# MATERIAL FOR THE TASK start

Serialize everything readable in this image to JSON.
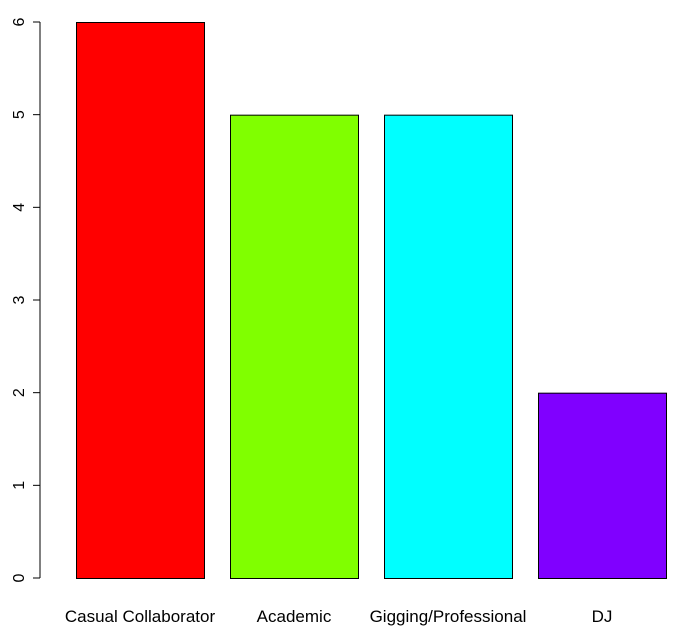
{
  "chart_data": {
    "type": "bar",
    "categories": [
      "Casual Collaborator",
      "Academic",
      "Gigging/Professional",
      "DJ"
    ],
    "values": [
      6,
      5,
      5,
      2
    ],
    "colors": [
      "#ff0000",
      "#80ff00",
      "#00ffff",
      "#8000ff"
    ],
    "yticks": [
      "0",
      "1",
      "2",
      "3",
      "4",
      "5",
      "6"
    ],
    "ylim": [
      0,
      6
    ],
    "grid": false,
    "legend": "none"
  }
}
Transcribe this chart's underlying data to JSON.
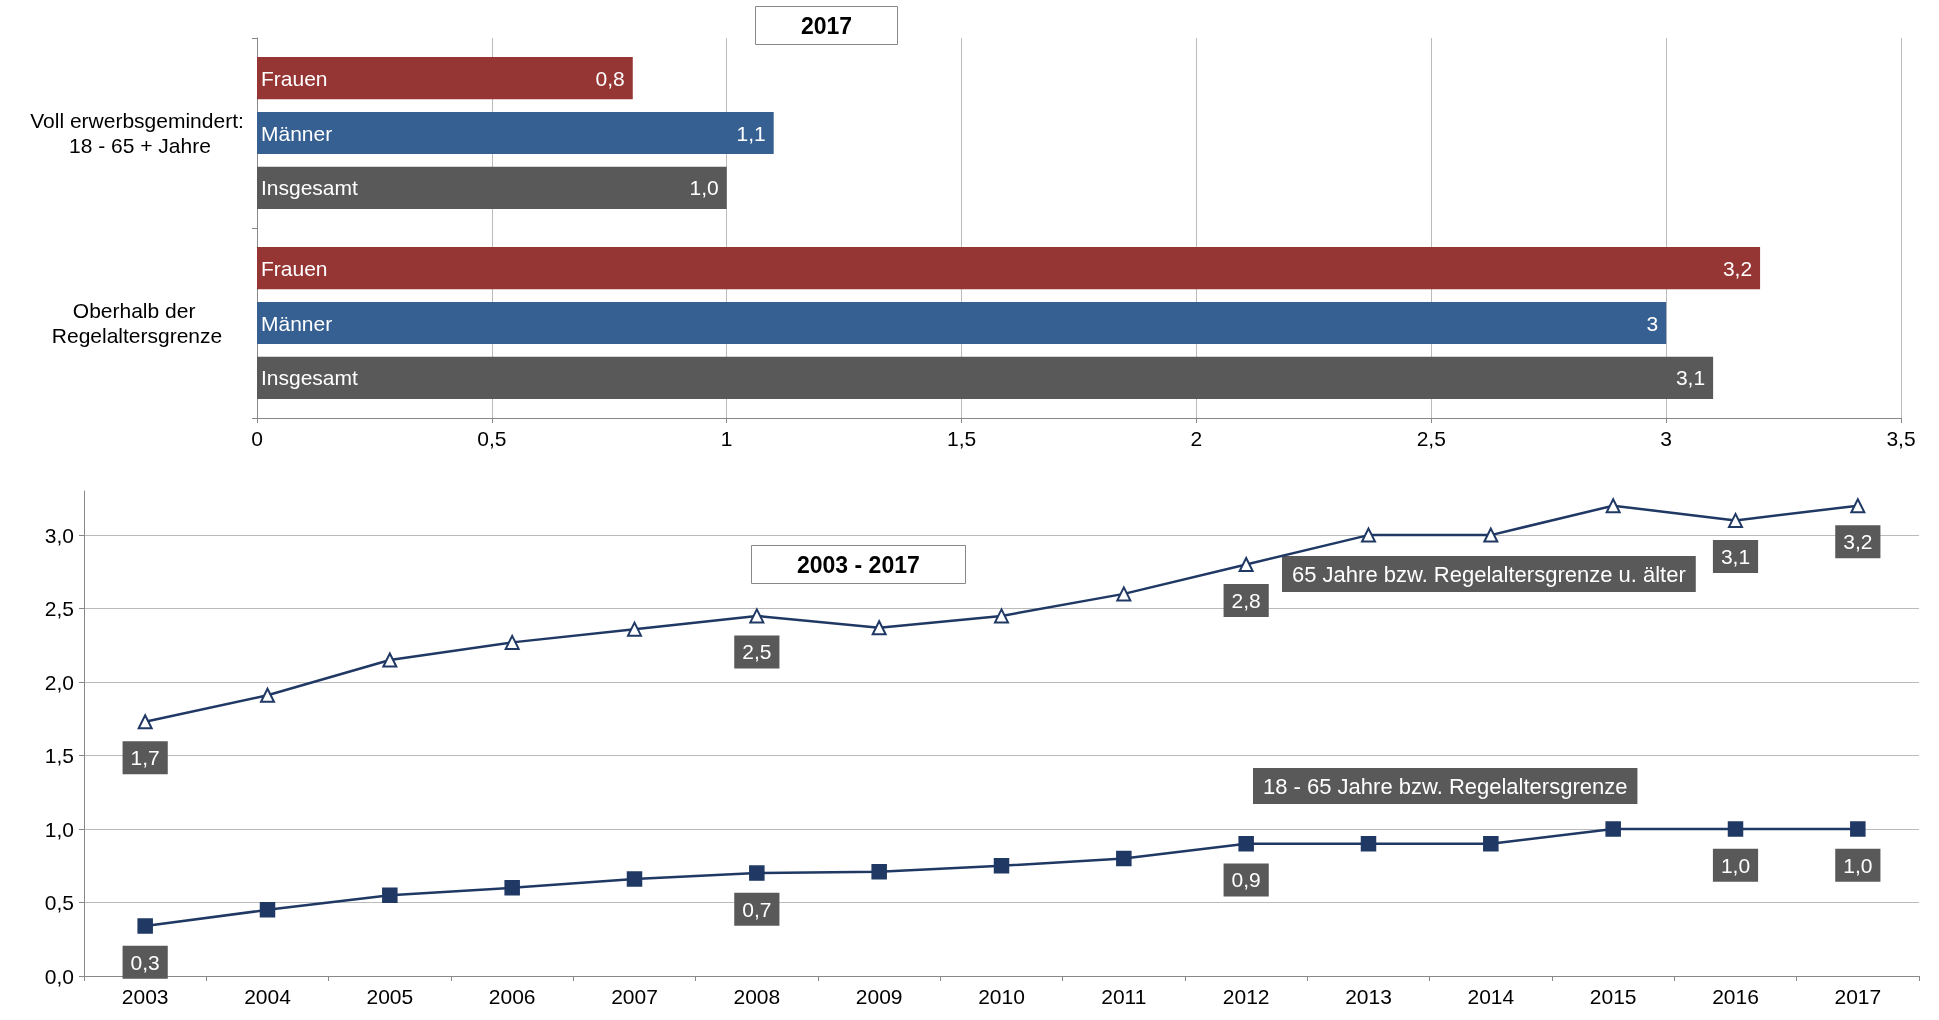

# MATERIAL FOR THE TASK end

**WRITTEN REQUEST**: All of the entries above should be duplicated exactly, except for the pictures.

**RESPONSE TO THIS EXERCISE**:
Serialize everything readable in this image to JSON.
{
  "chart_data": {
    "type": "bar",
    "categories": [
      "Casual Collaborator",
      "Academic",
      "Gigging/Professional",
      "DJ"
    ],
    "values": [
      6,
      5,
      5,
      2
    ],
    "colors": [
      "#ff0000",
      "#80ff00",
      "#00ffff",
      "#8000ff"
    ],
    "yticks": [
      "0",
      "1",
      "2",
      "3",
      "4",
      "5",
      "6"
    ],
    "ylim": [
      0,
      6
    ],
    "grid": false,
    "legend": "none"
  }
}
Transcribe this chart's underlying data to JSON.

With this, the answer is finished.